Region and label listings
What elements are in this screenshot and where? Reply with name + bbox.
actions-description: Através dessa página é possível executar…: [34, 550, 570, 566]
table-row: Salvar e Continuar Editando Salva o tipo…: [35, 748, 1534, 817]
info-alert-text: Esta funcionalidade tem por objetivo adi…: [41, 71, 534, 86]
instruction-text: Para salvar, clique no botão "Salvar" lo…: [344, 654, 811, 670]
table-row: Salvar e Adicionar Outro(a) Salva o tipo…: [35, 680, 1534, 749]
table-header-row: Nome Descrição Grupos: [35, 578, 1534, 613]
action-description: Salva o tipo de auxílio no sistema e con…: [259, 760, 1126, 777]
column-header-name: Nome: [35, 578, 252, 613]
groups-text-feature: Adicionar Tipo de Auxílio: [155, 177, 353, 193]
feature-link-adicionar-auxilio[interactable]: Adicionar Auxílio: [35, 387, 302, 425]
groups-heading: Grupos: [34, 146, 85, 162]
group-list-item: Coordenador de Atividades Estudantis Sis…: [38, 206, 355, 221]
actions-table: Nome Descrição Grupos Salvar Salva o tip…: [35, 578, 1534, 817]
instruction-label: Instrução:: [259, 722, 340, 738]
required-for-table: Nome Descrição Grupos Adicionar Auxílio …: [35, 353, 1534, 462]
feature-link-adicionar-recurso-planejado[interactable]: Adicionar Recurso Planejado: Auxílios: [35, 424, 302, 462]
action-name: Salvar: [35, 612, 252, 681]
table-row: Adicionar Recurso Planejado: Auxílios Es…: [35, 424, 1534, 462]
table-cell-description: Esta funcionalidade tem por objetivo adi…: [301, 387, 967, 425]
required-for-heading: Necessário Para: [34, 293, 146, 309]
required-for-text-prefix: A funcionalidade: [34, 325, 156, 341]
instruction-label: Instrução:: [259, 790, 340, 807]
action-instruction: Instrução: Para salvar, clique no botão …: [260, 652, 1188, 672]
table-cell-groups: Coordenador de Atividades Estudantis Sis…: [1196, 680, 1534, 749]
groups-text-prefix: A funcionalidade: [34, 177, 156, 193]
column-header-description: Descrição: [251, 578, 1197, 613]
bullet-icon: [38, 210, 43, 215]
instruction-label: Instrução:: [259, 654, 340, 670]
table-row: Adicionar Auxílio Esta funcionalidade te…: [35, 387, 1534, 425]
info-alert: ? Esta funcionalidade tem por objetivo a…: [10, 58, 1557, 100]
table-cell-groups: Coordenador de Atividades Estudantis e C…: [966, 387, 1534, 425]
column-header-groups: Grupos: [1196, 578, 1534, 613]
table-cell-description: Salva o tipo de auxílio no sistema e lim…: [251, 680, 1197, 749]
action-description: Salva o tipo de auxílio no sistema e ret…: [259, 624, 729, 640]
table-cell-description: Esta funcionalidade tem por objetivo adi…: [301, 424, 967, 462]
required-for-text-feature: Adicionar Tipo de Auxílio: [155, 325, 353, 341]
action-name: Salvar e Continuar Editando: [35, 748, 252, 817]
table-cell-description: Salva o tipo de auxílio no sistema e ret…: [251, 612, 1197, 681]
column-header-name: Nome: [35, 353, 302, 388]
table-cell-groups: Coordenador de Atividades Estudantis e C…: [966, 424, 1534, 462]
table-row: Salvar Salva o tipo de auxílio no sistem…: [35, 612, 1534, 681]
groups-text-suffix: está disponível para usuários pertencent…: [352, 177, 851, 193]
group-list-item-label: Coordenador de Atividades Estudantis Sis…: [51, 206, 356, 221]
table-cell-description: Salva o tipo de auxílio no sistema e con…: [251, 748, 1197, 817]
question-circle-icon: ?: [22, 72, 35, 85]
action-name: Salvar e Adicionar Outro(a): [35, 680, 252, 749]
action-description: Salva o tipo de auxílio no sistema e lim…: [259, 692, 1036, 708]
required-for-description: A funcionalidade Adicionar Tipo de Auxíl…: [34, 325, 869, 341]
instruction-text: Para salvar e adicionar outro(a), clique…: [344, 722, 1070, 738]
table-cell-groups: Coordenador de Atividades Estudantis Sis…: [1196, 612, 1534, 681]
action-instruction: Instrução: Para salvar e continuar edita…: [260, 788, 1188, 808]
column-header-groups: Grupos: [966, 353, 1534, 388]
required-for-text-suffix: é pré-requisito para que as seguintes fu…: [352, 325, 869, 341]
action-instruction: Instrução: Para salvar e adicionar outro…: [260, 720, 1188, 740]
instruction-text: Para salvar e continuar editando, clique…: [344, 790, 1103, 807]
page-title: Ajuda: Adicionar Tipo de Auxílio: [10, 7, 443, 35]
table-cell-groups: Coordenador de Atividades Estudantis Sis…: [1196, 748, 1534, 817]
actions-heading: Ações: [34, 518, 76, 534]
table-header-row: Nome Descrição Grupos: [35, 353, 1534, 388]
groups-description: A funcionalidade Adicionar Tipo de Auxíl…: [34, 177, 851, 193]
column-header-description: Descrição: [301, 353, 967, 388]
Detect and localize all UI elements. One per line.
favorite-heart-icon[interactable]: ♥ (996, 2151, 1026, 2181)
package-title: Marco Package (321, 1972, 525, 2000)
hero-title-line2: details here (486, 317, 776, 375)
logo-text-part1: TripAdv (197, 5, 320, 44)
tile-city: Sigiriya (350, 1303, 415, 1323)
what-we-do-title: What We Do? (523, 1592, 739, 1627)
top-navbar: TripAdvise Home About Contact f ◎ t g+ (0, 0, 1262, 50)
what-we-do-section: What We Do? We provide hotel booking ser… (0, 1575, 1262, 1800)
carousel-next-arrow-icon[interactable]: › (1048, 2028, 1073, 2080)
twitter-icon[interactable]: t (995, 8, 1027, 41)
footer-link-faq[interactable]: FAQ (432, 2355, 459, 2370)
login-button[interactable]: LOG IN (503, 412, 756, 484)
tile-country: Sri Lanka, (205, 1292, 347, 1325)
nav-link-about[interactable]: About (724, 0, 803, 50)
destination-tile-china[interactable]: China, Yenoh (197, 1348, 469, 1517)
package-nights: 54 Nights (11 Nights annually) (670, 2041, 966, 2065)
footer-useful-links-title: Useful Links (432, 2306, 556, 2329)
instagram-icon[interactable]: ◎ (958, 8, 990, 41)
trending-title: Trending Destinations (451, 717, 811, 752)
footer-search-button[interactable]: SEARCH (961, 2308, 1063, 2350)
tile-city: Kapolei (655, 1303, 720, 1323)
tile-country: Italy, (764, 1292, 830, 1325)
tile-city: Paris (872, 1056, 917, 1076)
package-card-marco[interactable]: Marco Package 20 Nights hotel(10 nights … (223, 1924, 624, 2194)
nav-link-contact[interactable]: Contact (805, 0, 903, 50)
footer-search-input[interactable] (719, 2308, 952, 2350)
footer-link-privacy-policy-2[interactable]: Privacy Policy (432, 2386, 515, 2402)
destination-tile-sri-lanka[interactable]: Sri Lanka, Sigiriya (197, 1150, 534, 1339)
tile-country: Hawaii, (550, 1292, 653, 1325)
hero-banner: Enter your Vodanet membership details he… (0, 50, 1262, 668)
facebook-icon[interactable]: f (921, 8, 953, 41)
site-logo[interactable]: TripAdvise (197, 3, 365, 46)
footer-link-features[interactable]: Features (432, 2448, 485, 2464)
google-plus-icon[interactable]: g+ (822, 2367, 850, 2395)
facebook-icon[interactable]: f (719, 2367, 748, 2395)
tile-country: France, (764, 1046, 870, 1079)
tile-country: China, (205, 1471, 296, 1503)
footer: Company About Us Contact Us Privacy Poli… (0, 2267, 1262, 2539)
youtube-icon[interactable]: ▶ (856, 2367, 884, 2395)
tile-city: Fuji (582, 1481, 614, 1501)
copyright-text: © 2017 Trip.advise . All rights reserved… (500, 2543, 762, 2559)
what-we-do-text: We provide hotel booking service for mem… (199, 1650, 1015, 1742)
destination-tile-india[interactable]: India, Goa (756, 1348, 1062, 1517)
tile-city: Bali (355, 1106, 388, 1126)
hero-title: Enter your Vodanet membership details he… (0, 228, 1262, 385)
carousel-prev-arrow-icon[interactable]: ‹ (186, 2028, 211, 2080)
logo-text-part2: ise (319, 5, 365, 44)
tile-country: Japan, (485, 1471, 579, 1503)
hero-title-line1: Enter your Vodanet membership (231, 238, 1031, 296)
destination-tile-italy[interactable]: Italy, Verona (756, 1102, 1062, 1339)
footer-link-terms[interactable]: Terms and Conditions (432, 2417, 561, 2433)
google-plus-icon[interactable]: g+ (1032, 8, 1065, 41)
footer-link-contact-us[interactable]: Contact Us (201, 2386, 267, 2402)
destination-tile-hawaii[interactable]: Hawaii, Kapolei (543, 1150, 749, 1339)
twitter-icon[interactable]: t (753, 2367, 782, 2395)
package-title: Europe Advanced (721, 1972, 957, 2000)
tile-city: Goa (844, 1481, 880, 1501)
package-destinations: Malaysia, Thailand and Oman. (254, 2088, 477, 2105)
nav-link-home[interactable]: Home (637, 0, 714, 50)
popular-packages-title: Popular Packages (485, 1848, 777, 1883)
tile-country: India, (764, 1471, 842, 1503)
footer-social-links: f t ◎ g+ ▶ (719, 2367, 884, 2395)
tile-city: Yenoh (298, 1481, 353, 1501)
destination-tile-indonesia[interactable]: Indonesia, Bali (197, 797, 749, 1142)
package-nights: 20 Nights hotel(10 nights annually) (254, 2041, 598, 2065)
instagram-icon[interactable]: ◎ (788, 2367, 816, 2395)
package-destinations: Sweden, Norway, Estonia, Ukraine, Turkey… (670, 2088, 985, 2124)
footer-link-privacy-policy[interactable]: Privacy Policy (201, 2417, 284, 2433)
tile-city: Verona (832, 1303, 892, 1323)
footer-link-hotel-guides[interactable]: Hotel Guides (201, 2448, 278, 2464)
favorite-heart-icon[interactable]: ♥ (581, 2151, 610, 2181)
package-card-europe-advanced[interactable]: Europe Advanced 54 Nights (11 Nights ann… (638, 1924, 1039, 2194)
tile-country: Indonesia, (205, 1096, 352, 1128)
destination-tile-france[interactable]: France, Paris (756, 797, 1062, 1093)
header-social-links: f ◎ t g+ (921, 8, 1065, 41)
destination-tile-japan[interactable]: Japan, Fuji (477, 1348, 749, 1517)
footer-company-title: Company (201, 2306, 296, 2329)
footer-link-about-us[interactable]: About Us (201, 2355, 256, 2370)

● **Your instructions**
Change every "table-row" to "grid-row" in the entries from the start up to and including the line with "bullet-icon: [38, 210, 43, 215]", leaving everything else in those lines as it is.

● **Written answer**
What elements are in this screenshot and where? Reply with name + bbox.
actions-description: Através dessa página é possível executar…: [34, 550, 570, 566]
grid-row: Salvar e Continuar Editando Salva o tipo…: [35, 748, 1534, 817]
info-alert-text: Esta funcionalidade tem por objetivo adi…: [41, 71, 534, 86]
instruction-text: Para salvar, clique no botão "Salvar" lo…: [344, 654, 811, 670]
grid-row: Salvar e Adicionar Outro(a) Salva o tipo…: [35, 680, 1534, 749]
table-header-row: Nome Descrição Grupos: [35, 578, 1534, 613]
action-description: Salva o tipo de auxílio no sistema e con…: [259, 760, 1126, 777]
column-header-name: Nome: [35, 578, 252, 613]
groups-text-feature: Adicionar Tipo de Auxílio: [155, 177, 353, 193]
feature-link-adicionar-auxilio[interactable]: Adicionar Auxílio: [35, 387, 302, 425]
groups-heading: Grupos: [34, 146, 85, 162]
group-list-item: Coordenador de Atividades Estudantis Sis…: [38, 206, 355, 221]
actions-table: Nome Descrição Grupos Salvar Salva o tip…: [35, 578, 1534, 817]
instruction-label: Instrução:: [259, 722, 340, 738]
required-for-table: Nome Descrição Grupos Adicionar Auxílio …: [35, 353, 1534, 462]
feature-link-adicionar-recurso-planejado[interactable]: Adicionar Recurso Planejado: Auxílios: [35, 424, 302, 462]
action-name: Salvar: [35, 612, 252, 681]
grid-row: Adicionar Recurso Planejado: Auxílios Es…: [35, 424, 1534, 462]
table-cell-description: Esta funcionalidade tem por objetivo adi…: [301, 387, 967, 425]
required-for-heading: Necessário Para: [34, 293, 146, 309]
required-for-text-prefix: A funcionalidade: [34, 325, 156, 341]
instruction-label: Instrução:: [259, 790, 340, 807]
action-instruction: Instrução: Para salvar, clique no botão …: [260, 652, 1188, 672]
table-cell-groups: Coordenador de Atividades Estudantis Sis…: [1196, 680, 1534, 749]
groups-text-prefix: A funcionalidade: [34, 177, 156, 193]
column-header-description: Descrição: [251, 578, 1197, 613]
bullet-icon: [38, 210, 43, 215]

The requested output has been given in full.